What you need to do: Reproduce the following material exactly, including every line.

Data shown:
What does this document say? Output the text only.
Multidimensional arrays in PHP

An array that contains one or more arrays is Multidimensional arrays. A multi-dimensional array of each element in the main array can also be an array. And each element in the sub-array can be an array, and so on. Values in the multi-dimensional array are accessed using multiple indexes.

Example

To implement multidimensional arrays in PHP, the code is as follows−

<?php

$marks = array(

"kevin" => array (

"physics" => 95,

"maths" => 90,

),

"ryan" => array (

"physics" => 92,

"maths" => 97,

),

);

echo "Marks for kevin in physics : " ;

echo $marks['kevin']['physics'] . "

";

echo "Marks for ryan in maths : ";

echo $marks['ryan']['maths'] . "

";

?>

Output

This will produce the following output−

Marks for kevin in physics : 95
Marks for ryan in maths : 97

Answer:
What does this document say? Output the text only.
Multidimensional arrays in PHP

An array that contains one or more arrays is Multidimensional arrays. A multi-dimensional array of each element in the main array can also be an array. And each element in the sub-array can be an array, and so on. Values in the multi-dimensional array are accessed using multiple indexes.

Example

To implement multidimensional arrays in PHP, the code is as follows−

<?php

$marks = array(

"kevin" => array (

"physics" => 95,

"maths" => 90,

),

"ryan" => array (

"physics" => 92,

"maths" => 97,

),

);

echo "Marks for kevin in physics : " ;

echo $marks['kevin']['physics'] . "

";

echo "Marks for ryan in maths : ";

echo $marks['ryan']['maths'] . "

";

?>

Output

This will produce the following output−

Marks for kevin in physics : 95
Marks for ryan in maths : 97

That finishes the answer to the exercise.